### Excerpted records

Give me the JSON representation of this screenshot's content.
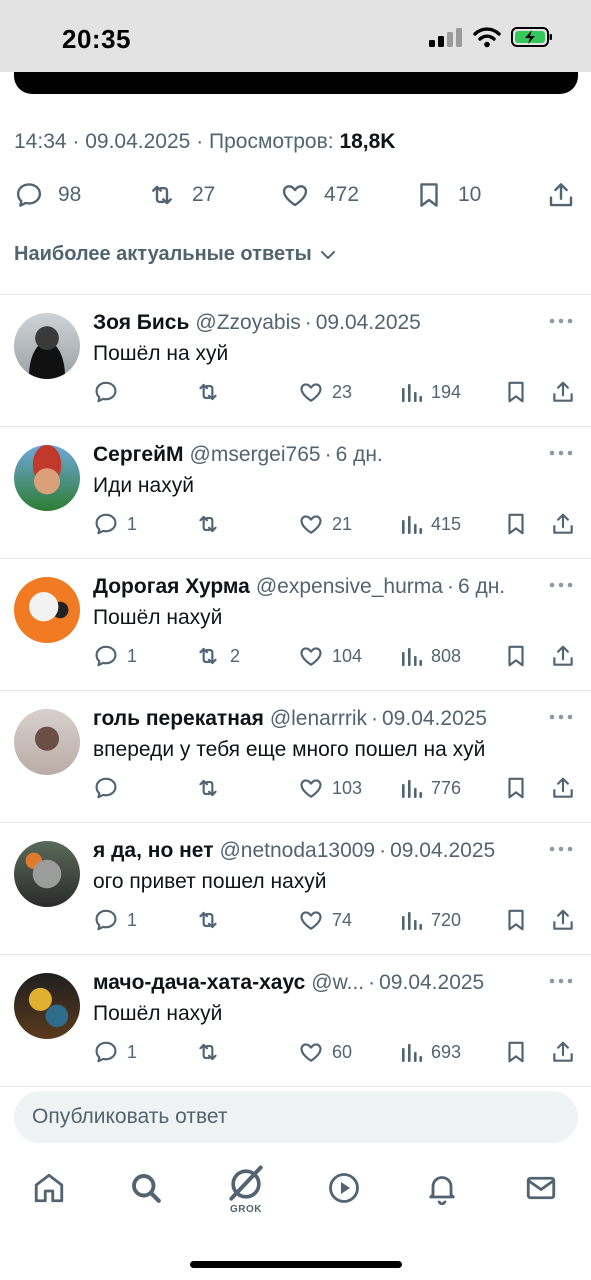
{
  "status_bar": {
    "time": "20:35"
  },
  "post": {
    "time": "14:34",
    "date": "09.04.2025",
    "views_label": "Просмотров:",
    "views": "18,8K",
    "replies": "98",
    "reposts": "27",
    "likes": "472",
    "bookmarks": "10"
  },
  "sort": {
    "label": "Наиболее актуальные ответы"
  },
  "replies": [
    {
      "name": "Зоя Бись",
      "handle": "@Zzoyabis",
      "date": "09.04.2025",
      "text": "Пошёл на хуй",
      "reply_count": "",
      "repost_count": "",
      "likes": "23",
      "views": "194"
    },
    {
      "name": "СергейМ",
      "handle": "@msergei765",
      "date": "6 дн.",
      "text": "Иди нахуй",
      "reply_count": "1",
      "repost_count": "",
      "likes": "21",
      "views": "415"
    },
    {
      "name": "Дорогая Хурма",
      "handle": "@expensive_hurma",
      "date": "6 дн.",
      "text": "Пошёл нахуй",
      "reply_count": "1",
      "repost_count": "2",
      "likes": "104",
      "views": "808"
    },
    {
      "name": "голь перекатная",
      "handle": "@lenarrrik",
      "date": "09.04.2025",
      "text": "впереди у тебя еще много пошел на хуй",
      "reply_count": "",
      "repost_count": "",
      "likes": "103",
      "views": "776"
    },
    {
      "name": "я да, но нет",
      "handle": "@netnoda13009",
      "date": "09.04.2025",
      "text": "ого привет пошел нахуй",
      "reply_count": "1",
      "repost_count": "",
      "likes": "74",
      "views": "720"
    },
    {
      "name": "мачо-дача-хата-хаус",
      "handle": "@w...",
      "date": "09.04.2025",
      "text": "Пошёл нахуй",
      "reply_count": "1",
      "repost_count": "",
      "likes": "60",
      "views": "693"
    }
  ],
  "compose": {
    "placeholder": "Опубликовать ответ"
  },
  "nav": {
    "grok_label": "GROK"
  },
  "colors": {
    "text_primary": "#0f1419",
    "text_secondary": "#536471",
    "divider": "#e6e9ec",
    "compose_bg": "#eff3f4",
    "battery_green": "#34c759"
  },
  "icons": {
    "reply": "speech-bubble-icon",
    "repost": "repost-arrows-icon",
    "like": "heart-icon",
    "views": "bar-chart-icon",
    "bookmark": "bookmark-icon",
    "share": "share-upload-icon",
    "more": "more-dots-icon",
    "sort": "chevron-down-icon"
  }
}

### Stated goal
Write the records above out again exactly, with no pictures in your copy.

### Exercise output
Give me the JSON representation of this screenshot's content.
{
  "status_bar": {
    "time": "20:35"
  },
  "post": {
    "time": "14:34",
    "date": "09.04.2025",
    "views_label": "Просмотров:",
    "views": "18,8K",
    "replies": "98",
    "reposts": "27",
    "likes": "472",
    "bookmarks": "10"
  },
  "sort": {
    "label": "Наиболее актуальные ответы"
  },
  "replies": [
    {
      "name": "Зоя Бись",
      "handle": "@Zzoyabis",
      "date": "09.04.2025",
      "text": "Пошёл на хуй",
      "reply_count": "",
      "repost_count": "",
      "likes": "23",
      "views": "194"
    },
    {
      "name": "СергейМ",
      "handle": "@msergei765",
      "date": "6 дн.",
      "text": "Иди нахуй",
      "reply_count": "1",
      "repost_count": "",
      "likes": "21",
      "views": "415"
    },
    {
      "name": "Дорогая Хурма",
      "handle": "@expensive_hurma",
      "date": "6 дн.",
      "text": "Пошёл нахуй",
      "reply_count": "1",
      "repost_count": "2",
      "likes": "104",
      "views": "808"
    },
    {
      "name": "голь перекатная",
      "handle": "@lenarrrik",
      "date": "09.04.2025",
      "text": "впереди у тебя еще много пошел на хуй",
      "reply_count": "",
      "repost_count": "",
      "likes": "103",
      "views": "776"
    },
    {
      "name": "я да, но нет",
      "handle": "@netnoda13009",
      "date": "09.04.2025",
      "text": "ого привет пошел нахуй",
      "reply_count": "1",
      "repost_count": "",
      "likes": "74",
      "views": "720"
    },
    {
      "name": "мачо-дача-хата-хаус",
      "handle": "@w...",
      "date": "09.04.2025",
      "text": "Пошёл нахуй",
      "reply_count": "1",
      "repost_count": "",
      "likes": "60",
      "views": "693"
    }
  ],
  "compose": {
    "placeholder": "Опубликовать ответ"
  },
  "nav": {
    "grok_label": "GROK"
  },
  "colors": {
    "text_primary": "#0f1419",
    "text_secondary": "#536471",
    "divider": "#e6e9ec",
    "compose_bg": "#eff3f4",
    "battery_green": "#34c759"
  },
  "icons": {
    "reply": "speech-bubble-icon",
    "repost": "repost-arrows-icon",
    "like": "heart-icon",
    "views": "bar-chart-icon",
    "bookmark": "bookmark-icon",
    "share": "share-upload-icon",
    "more": "more-dots-icon",
    "sort": "chevron-down-icon"
  }
}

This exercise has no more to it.